* _DO THIS_: Select, from the data, each line where "GENERAL" occurs.

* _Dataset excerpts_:
==*==
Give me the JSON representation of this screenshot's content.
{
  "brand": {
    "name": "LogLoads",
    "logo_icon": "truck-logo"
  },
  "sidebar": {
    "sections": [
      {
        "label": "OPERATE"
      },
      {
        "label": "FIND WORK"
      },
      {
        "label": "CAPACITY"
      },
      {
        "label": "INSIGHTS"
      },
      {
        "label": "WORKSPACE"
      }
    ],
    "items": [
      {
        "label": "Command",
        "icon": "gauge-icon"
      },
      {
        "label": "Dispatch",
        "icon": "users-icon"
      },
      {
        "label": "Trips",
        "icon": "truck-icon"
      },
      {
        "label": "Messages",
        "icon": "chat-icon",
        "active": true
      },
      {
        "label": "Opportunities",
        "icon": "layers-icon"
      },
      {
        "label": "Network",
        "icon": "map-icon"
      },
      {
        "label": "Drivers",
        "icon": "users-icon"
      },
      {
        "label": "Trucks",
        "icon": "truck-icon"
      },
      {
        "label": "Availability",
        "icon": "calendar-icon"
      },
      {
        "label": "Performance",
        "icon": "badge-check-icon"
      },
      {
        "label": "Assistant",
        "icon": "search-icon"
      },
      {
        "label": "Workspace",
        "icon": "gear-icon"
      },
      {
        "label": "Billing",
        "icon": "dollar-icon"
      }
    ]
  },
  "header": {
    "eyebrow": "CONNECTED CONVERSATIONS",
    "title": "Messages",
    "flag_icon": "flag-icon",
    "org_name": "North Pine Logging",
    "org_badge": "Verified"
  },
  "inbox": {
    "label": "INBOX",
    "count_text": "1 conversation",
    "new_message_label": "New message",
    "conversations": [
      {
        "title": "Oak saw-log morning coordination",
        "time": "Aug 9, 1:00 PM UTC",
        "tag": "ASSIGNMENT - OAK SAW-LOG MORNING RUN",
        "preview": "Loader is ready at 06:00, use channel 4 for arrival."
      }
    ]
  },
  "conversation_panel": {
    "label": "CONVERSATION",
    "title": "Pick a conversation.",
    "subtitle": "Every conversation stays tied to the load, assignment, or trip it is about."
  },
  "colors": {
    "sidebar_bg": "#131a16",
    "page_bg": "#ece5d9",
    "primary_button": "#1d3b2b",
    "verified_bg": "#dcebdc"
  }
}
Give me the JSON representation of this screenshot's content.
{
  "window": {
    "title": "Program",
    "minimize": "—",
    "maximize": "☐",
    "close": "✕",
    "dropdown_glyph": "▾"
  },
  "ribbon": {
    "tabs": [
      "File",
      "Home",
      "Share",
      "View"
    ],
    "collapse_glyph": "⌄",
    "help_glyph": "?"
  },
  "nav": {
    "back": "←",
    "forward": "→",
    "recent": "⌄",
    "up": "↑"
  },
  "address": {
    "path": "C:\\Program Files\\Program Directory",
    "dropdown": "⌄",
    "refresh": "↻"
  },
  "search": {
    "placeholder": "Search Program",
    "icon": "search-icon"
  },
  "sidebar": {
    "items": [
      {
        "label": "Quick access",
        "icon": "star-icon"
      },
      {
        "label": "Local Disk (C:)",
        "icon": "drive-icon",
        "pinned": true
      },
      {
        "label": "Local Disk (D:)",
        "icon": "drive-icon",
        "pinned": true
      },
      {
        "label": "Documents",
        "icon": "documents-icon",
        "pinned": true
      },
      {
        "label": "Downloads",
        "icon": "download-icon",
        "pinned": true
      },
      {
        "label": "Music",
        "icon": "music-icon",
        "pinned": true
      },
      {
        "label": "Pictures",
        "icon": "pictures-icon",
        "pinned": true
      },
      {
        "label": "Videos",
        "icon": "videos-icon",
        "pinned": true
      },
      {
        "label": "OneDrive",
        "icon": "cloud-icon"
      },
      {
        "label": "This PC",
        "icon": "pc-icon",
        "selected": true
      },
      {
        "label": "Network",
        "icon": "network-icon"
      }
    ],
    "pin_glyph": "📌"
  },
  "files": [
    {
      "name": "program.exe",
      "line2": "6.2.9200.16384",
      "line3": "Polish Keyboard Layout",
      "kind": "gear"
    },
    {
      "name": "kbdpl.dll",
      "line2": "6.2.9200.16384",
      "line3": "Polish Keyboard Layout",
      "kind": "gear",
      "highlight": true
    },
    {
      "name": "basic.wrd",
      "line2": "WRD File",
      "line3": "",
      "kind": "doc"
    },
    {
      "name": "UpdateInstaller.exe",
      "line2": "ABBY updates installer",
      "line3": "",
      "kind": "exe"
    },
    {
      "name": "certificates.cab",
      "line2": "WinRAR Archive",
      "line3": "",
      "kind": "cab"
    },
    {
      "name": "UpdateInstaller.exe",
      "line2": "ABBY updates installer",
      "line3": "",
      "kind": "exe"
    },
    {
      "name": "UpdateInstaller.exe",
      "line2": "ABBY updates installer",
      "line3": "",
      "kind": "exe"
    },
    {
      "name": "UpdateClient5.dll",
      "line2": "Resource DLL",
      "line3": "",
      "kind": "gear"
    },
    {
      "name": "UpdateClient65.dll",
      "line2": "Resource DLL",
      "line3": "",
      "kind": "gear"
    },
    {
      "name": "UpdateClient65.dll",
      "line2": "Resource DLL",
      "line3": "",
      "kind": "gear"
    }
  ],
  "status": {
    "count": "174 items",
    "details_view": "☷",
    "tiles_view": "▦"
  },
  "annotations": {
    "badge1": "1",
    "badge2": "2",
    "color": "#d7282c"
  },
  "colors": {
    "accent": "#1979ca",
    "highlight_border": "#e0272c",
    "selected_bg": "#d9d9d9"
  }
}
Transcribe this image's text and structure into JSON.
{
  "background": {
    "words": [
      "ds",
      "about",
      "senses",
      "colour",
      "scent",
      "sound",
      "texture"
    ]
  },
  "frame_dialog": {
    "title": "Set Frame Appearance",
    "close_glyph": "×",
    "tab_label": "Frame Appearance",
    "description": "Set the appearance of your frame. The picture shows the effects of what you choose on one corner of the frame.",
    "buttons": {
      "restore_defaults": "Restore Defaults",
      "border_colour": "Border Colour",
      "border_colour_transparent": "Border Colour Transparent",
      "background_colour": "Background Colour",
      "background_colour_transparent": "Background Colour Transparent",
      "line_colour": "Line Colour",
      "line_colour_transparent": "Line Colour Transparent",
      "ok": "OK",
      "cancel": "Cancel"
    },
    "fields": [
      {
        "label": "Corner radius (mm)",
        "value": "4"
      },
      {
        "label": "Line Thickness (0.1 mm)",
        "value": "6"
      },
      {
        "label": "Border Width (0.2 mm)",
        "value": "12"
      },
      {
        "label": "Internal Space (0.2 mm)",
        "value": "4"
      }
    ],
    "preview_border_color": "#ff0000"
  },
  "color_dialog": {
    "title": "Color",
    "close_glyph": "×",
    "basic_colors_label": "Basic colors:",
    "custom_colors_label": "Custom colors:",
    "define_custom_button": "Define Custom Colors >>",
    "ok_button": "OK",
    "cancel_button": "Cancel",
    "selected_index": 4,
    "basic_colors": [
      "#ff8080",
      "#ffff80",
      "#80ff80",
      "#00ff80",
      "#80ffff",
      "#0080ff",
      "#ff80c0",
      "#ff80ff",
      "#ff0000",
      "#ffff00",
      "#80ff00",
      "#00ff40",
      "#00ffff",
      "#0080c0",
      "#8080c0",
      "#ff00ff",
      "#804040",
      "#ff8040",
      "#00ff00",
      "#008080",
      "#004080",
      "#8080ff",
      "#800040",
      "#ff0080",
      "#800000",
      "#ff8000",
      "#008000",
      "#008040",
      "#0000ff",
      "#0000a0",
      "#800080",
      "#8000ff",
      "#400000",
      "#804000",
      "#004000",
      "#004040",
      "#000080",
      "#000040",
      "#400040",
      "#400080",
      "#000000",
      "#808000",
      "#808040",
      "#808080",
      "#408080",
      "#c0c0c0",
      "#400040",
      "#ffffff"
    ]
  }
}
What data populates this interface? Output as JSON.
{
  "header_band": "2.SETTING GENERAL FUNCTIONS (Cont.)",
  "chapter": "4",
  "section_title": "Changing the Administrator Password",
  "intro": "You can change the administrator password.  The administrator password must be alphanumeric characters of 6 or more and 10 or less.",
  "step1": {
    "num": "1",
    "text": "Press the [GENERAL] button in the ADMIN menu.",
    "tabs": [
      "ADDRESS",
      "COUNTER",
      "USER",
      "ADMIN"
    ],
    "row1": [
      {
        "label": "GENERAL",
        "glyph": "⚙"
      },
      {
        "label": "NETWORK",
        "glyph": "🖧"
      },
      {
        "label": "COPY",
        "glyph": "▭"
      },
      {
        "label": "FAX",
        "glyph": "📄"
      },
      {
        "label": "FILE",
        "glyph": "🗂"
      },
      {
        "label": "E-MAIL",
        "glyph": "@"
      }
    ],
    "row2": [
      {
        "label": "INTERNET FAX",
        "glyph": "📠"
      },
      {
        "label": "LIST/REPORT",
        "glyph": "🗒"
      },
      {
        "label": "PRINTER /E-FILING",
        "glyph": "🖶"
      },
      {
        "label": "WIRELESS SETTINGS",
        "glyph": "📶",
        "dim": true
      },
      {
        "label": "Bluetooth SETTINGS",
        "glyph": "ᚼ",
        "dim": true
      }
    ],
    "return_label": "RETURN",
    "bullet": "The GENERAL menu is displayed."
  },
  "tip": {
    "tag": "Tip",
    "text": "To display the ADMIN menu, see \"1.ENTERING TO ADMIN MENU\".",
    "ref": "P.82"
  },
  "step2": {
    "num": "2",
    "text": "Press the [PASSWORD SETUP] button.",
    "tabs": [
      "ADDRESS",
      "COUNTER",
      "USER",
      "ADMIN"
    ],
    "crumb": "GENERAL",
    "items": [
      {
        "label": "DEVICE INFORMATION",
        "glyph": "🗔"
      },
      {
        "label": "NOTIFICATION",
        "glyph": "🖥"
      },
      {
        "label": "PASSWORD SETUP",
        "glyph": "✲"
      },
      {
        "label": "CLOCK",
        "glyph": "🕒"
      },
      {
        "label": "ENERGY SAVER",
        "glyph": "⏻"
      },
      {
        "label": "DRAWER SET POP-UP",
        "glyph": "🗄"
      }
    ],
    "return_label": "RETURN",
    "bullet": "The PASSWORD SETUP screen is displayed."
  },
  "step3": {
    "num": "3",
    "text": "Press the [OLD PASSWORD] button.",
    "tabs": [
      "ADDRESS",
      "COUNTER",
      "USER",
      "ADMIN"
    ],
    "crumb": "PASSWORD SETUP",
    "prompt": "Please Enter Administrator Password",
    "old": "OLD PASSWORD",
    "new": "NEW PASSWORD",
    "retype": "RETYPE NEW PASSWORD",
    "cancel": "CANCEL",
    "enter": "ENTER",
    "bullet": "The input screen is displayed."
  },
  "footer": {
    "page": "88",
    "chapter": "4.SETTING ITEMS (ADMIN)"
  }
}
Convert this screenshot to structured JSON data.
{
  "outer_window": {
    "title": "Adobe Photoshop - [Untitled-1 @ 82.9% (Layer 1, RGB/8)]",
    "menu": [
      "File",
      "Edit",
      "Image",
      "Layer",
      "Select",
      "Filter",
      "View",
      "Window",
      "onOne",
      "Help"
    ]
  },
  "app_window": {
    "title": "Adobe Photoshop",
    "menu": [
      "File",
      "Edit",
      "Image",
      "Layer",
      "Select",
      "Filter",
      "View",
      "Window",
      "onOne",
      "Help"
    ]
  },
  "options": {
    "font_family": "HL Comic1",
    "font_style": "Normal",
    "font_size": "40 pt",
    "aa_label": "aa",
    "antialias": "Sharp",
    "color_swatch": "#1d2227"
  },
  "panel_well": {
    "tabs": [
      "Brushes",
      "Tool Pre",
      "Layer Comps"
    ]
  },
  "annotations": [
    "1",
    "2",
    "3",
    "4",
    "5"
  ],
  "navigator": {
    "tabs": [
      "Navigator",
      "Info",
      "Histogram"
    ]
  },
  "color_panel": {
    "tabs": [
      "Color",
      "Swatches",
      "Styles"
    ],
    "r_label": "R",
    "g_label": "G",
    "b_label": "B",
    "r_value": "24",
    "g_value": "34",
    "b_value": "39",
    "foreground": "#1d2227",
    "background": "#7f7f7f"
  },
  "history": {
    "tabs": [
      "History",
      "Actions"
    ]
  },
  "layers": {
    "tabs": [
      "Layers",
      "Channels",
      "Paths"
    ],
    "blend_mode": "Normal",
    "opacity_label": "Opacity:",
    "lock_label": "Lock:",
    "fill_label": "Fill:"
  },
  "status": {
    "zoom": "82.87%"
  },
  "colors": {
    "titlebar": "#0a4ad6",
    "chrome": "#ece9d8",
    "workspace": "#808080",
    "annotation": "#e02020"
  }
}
==*==
* _WRITTEN REPLY_:
  "header_band": "2.SETTING GENERAL FUNCTIONS (Cont.)",
    "text": "Press the [GENERAL] button in the ADMIN menu.",
        "label": "GENERAL",
    "bullet": "The GENERAL menu is displayed."
    "crumb": "GENERAL",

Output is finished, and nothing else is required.